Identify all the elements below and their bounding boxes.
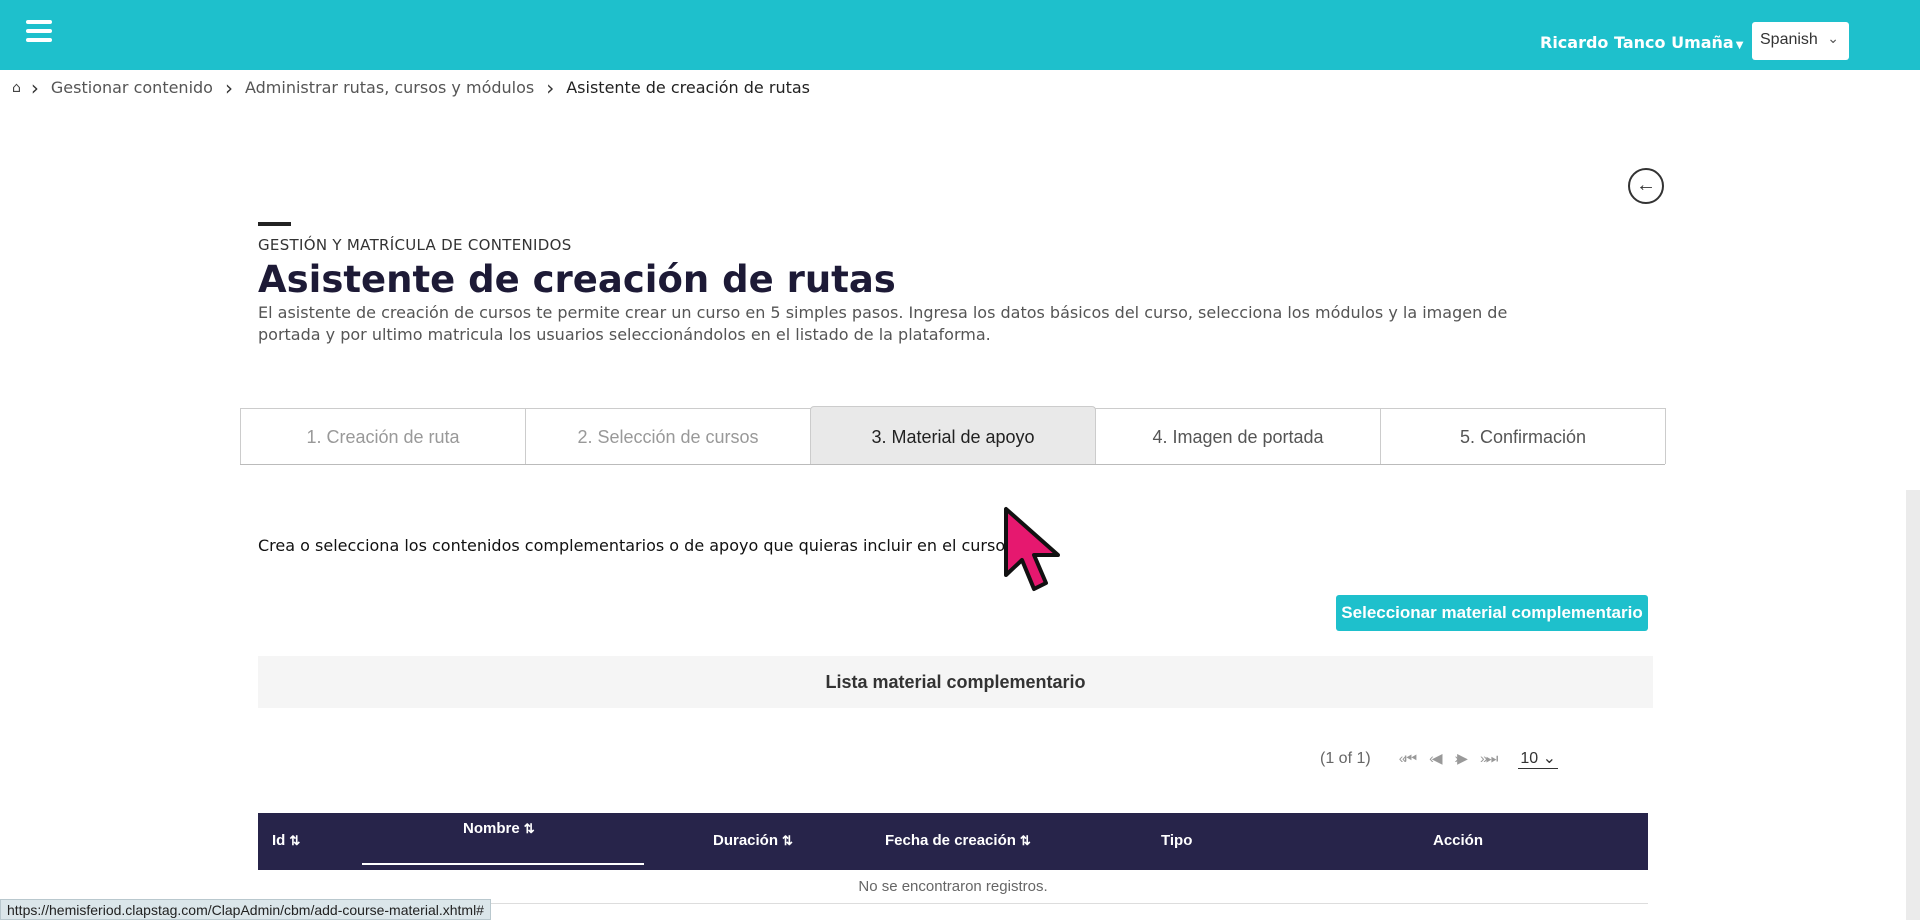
tab-material-apoyo[interactable]: 3. Material de apoyo [810,406,1096,464]
scrollbar[interactable] [1906,490,1920,920]
column-tipo: Tipo [1161,832,1193,849]
language-value: Spanish [1760,31,1818,48]
prev-page-icon[interactable]: ‹◀ [1429,750,1443,767]
sort-icon: ⇅ [289,833,301,848]
breadcrumb-item-current: Asistente de creación de rutas [566,78,810,97]
status-bar-url: https://hemisferiod.clapstag.com/ClapAdm… [0,899,491,920]
last-page-icon[interactable]: »⏭ [1480,750,1498,767]
paginator: (1 of 1) «⏮ ‹◀ ›▶ »⏭ 10 ⌄ [1320,748,1558,769]
column-accion: Acción [1433,832,1484,849]
next-page-icon[interactable]: ›▶ [1455,750,1469,767]
breadcrumb-item-administrar[interactable]: Administrar rutas, cursos y módulos [245,78,534,97]
user-name: Ricardo Tanco Umaña [1540,33,1734,52]
step-instructions: Crea o selecciona los contenidos complem… [258,536,1010,555]
page-count: (1 of 1) [1320,749,1371,767]
page-description: El asistente de creación de cursos te pe… [258,303,1508,344]
tab-creacion-ruta[interactable]: 1. Creación de ruta [240,408,526,464]
chevron-down-icon: ⌄ [1827,30,1839,46]
sort-icon: ⇅ [782,833,793,848]
home-icon[interactable]: ⌂ [12,80,21,96]
language-select[interactable]: Spanish ⌄ [1752,22,1849,60]
tab-confirmacion[interactable]: 5. Confirmación [1380,408,1666,464]
column-label: Fecha de creación [885,832,1016,849]
caret-down-icon: ▼ [1735,40,1744,51]
rows-per-page-select[interactable]: 10 ⌄ [1518,748,1558,769]
tab-seleccion-cursos[interactable]: 2. Selección de cursos [525,408,811,464]
chevron-right-icon: › [224,75,233,100]
page-title: Asistente de creación de rutas [258,258,896,301]
column-label: Id [272,832,286,849]
name-filter-underline[interactable] [362,863,644,865]
table-header: Id ⇅ Nombre ⇅ Duración ⇅ Fecha de creación ⇅… [258,813,1648,870]
user-menu[interactable]: Ricardo Tanco Umaña ▼ [1540,33,1743,52]
chevron-right-icon: › [30,75,39,100]
wizard-tabs: 1. Creación de ruta 2. Selección de curs… [240,406,1666,465]
sort-icon: ⇅ [1019,833,1031,848]
page-overline: GESTIÓN Y MATRÍCULA DE CONTENIDOS [258,236,572,254]
mouse-cursor-icon [1004,507,1060,591]
column-fecha[interactable]: Fecha de creación ⇅ [885,832,1031,849]
first-page-icon[interactable]: «⏮ [1399,750,1417,767]
tab-imagen-portada[interactable]: 4. Imagen de portada [1095,408,1381,464]
sort-icon: ⇅ [523,821,535,836]
column-duracion[interactable]: Duración ⇅ [713,832,793,849]
breadcrumb-item-gestionar[interactable]: Gestionar contenido [51,78,213,97]
rows-per-page-value: 10 [1520,750,1539,767]
menu-icon[interactable] [26,20,52,44]
breadcrumb: ⌂ › Gestionar contenido › Administrar ru… [12,75,822,100]
chevron-right-icon: › [546,75,555,100]
empty-message: No se encontraron registros. [858,878,1048,895]
column-label: Nombre [463,820,520,837]
title-accent-bar [258,222,291,226]
column-id[interactable]: Id ⇅ [272,832,300,849]
list-title: Lista material complementario [258,656,1653,708]
back-arrow-icon[interactable]: ← [1628,168,1664,204]
column-label: Duración [713,832,779,849]
top-bar: Ricardo Tanco Umaña ▼ Spanish ⌄ [0,0,1920,70]
select-material-button[interactable]: Seleccionar material complementario [1336,595,1648,631]
column-nombre[interactable]: Nombre ⇅ [463,820,535,837]
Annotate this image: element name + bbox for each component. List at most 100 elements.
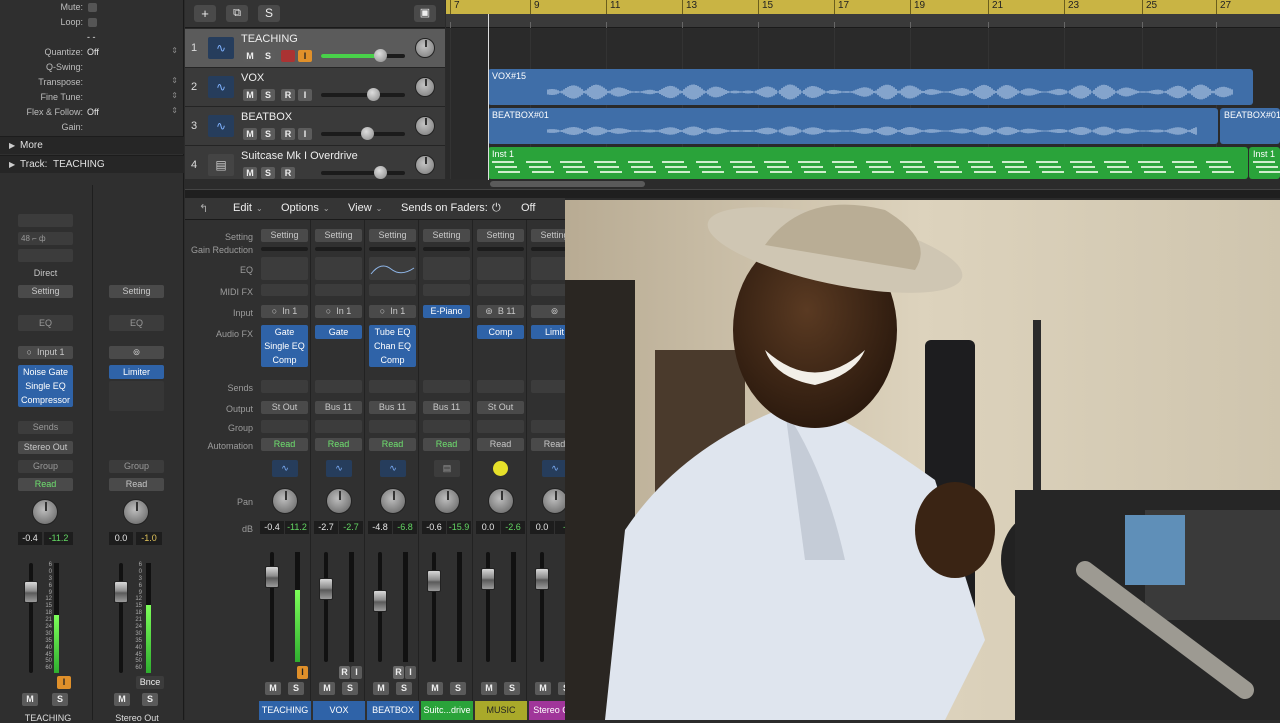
pan-knob[interactable] xyxy=(434,488,460,514)
checkbox[interactable] xyxy=(88,3,97,12)
output-button[interactable]: St Out xyxy=(477,401,524,414)
pan-knob[interactable] xyxy=(32,499,58,525)
audio-fx-stack[interactable]: Gate Single EQ Comp xyxy=(261,325,308,367)
input-monitor-button[interactable]: I xyxy=(298,89,312,101)
keyboard-instrument-icon[interactable]: ▤ xyxy=(208,154,234,176)
region-param-row[interactable]: Transpose: ⇕ xyxy=(0,75,184,90)
more-disclosure[interactable]: ▶ More xyxy=(0,136,184,154)
region-param-row[interactable]: Flex & Follow: Off ⇕ xyxy=(0,105,184,120)
audio-region[interactable]: VOX#15 xyxy=(488,69,1253,105)
input-slot[interactable]: ⊚ B 11 xyxy=(477,305,524,318)
audio-region[interactable]: BEATBOX#01 xyxy=(488,108,1218,144)
pan-knob[interactable] xyxy=(272,488,298,514)
solo-button[interactable]: S xyxy=(261,167,275,179)
pan-knob[interactable] xyxy=(326,488,352,514)
marker-lane[interactable] xyxy=(446,14,1280,28)
bar-ruler[interactable]: 7 9 11 13 15 17 19 21 23 25 27 xyxy=(446,0,1280,14)
mute-button[interactable]: M xyxy=(319,682,335,695)
group-slot[interactable]: Group xyxy=(18,460,73,473)
sends-slot[interactable]: Sends xyxy=(18,421,73,434)
output-button[interactable]: Stereo Out xyxy=(18,441,73,454)
audio-fx-plugin[interactable]: Gate xyxy=(261,325,308,339)
bounce-button[interactable]: Bnce xyxy=(136,676,164,689)
volume-slider[interactable] xyxy=(321,127,405,140)
input-slot[interactable]: ○ In 1 xyxy=(369,305,416,318)
power-icon[interactable]: ⏻ xyxy=(492,202,501,215)
volume-fader[interactable] xyxy=(535,568,549,590)
track-header[interactable]: 3 ∿ BEATBOX M S R I xyxy=(185,107,445,146)
midi-region[interactable]: Inst 1 xyxy=(1249,147,1280,179)
track-header[interactable]: 1 ∿ TEACHING M S I xyxy=(185,29,445,68)
setting-button[interactable]: Setting xyxy=(261,229,308,242)
solo-button[interactable]: S xyxy=(261,89,275,101)
input-monitor-button[interactable]: I xyxy=(297,666,308,679)
record-enable-button[interactable]: R xyxy=(281,167,295,179)
region-param-row[interactable]: Loop: xyxy=(0,15,184,30)
audio-waveform-icon[interactable]: ∿ xyxy=(272,460,298,477)
volume-slider[interactable] xyxy=(321,166,405,179)
midi-fx-slot[interactable] xyxy=(369,284,416,296)
eq-thumbnail[interactable] xyxy=(477,257,524,280)
output-button[interactable]: St Out xyxy=(261,401,308,414)
channel-name-label[interactable]: Suitc...drive xyxy=(421,701,473,720)
volume-slider[interactable] xyxy=(321,88,405,101)
checkbox[interactable] xyxy=(88,18,97,27)
arrange-area[interactable]: VOX#15 BEATBOX#01 BEATBOX#01. Inst 1 Inst 1 xyxy=(446,29,1280,179)
automation-mode[interactable]: Read xyxy=(477,438,524,451)
eq-thumbnail[interactable] xyxy=(423,257,470,280)
solo-button[interactable]: S xyxy=(342,682,358,695)
sends-slot[interactable] xyxy=(369,380,416,393)
input-slot[interactable]: ○ Input 1 xyxy=(18,346,73,359)
channel-name-label[interactable]: VOX xyxy=(313,701,365,720)
volume-fader[interactable] xyxy=(114,581,128,603)
midi-fx-slot[interactable] xyxy=(315,284,362,296)
fx-noise-gate[interactable]: Noise Gate xyxy=(18,365,73,379)
output-button[interactable]: Bus 11 xyxy=(423,401,470,414)
fx-single-eq[interactable]: Single EQ xyxy=(18,379,73,393)
group-slot[interactable] xyxy=(369,420,416,433)
pane-divider[interactable] xyxy=(185,189,1280,198)
setting-button[interactable]: Setting xyxy=(477,229,524,242)
volume-fader[interactable] xyxy=(24,581,38,603)
mute-button[interactable]: M xyxy=(243,167,257,179)
mute-button[interactable]: M xyxy=(481,682,497,695)
input-slot[interactable]: ○ In 1 xyxy=(261,305,308,318)
global-s-button[interactable]: S xyxy=(258,5,280,22)
sends-slot[interactable] xyxy=(477,380,524,393)
audio-fx-stack[interactable]: Limiter xyxy=(109,365,164,379)
aux-bus-icon[interactable] xyxy=(493,461,508,476)
mute-button[interactable]: M xyxy=(427,682,443,695)
link-icon[interactable]: ⊚ xyxy=(109,346,164,359)
volume-fader[interactable] xyxy=(265,566,279,588)
audio-fx-stack[interactable]: Tube EQ Chan EQ Comp xyxy=(369,325,416,367)
audio-fx-stack[interactable]: Gate xyxy=(315,325,362,339)
keyboard-instrument-icon[interactable]: ▤ xyxy=(434,460,460,477)
duplicate-track-button[interactable]: ⧉ xyxy=(226,5,248,22)
audio-region[interactable]: BEATBOX#01. xyxy=(1220,108,1280,144)
setting-button[interactable]: Setting xyxy=(109,285,164,298)
fx-limiter[interactable]: Limiter xyxy=(109,365,164,379)
group-slot[interactable] xyxy=(315,420,362,433)
playhead[interactable] xyxy=(488,14,489,180)
region-param-row[interactable]: Q-Swing: xyxy=(0,60,184,75)
track-name[interactable]: TEACHING xyxy=(241,33,298,45)
pan-knob[interactable] xyxy=(123,499,149,525)
pan-knob[interactable] xyxy=(415,116,435,136)
audio-fx-stack[interactable]: Noise Gate Single EQ Compressor xyxy=(18,365,73,407)
audio-fx-plugin[interactable]: Comp xyxy=(261,353,308,367)
setting-button[interactable]: Setting xyxy=(18,285,73,298)
sends-slot[interactable] xyxy=(423,380,470,393)
track-disclosure[interactable]: ▶ Track: TEACHING xyxy=(0,155,184,173)
back-arrow-icon[interactable]: ↰ xyxy=(199,202,208,215)
record-enable-button[interactable]: R xyxy=(281,89,295,101)
solo-button[interactable]: S xyxy=(504,682,520,695)
input-slot[interactable]: E-Piano xyxy=(423,305,470,318)
view-toggle-button[interactable]: ▣ xyxy=(414,5,436,22)
record-enable-button[interactable] xyxy=(281,50,295,62)
mute-button[interactable]: M xyxy=(243,50,257,62)
sends-on-faders-value[interactable]: Off xyxy=(521,202,535,214)
setting-button[interactable]: Setting xyxy=(423,229,470,242)
mute-button[interactable]: M xyxy=(535,682,551,695)
edit-menu[interactable]: Edit ⌄ xyxy=(233,202,263,214)
region-param-value[interactable]: - - xyxy=(87,32,96,42)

- What needs to be done: Return the lines starting with the line that contains "pan-knob[interactable] xyxy=(434,488,460,514)" and going on through the line that contains "audio-fx-stack[interactable]: Gate Single", copied exactly.

- Task solution:
pan-knob[interactable] xyxy=(434,488,460,514)
checkbox[interactable] xyxy=(88,3,97,12)
output-button[interactable]: St Out xyxy=(477,401,524,414)
pan-knob[interactable] xyxy=(32,499,58,525)
audio-fx-stack[interactable]: Gate Single EQ Comp xyxy=(261,325,308,367)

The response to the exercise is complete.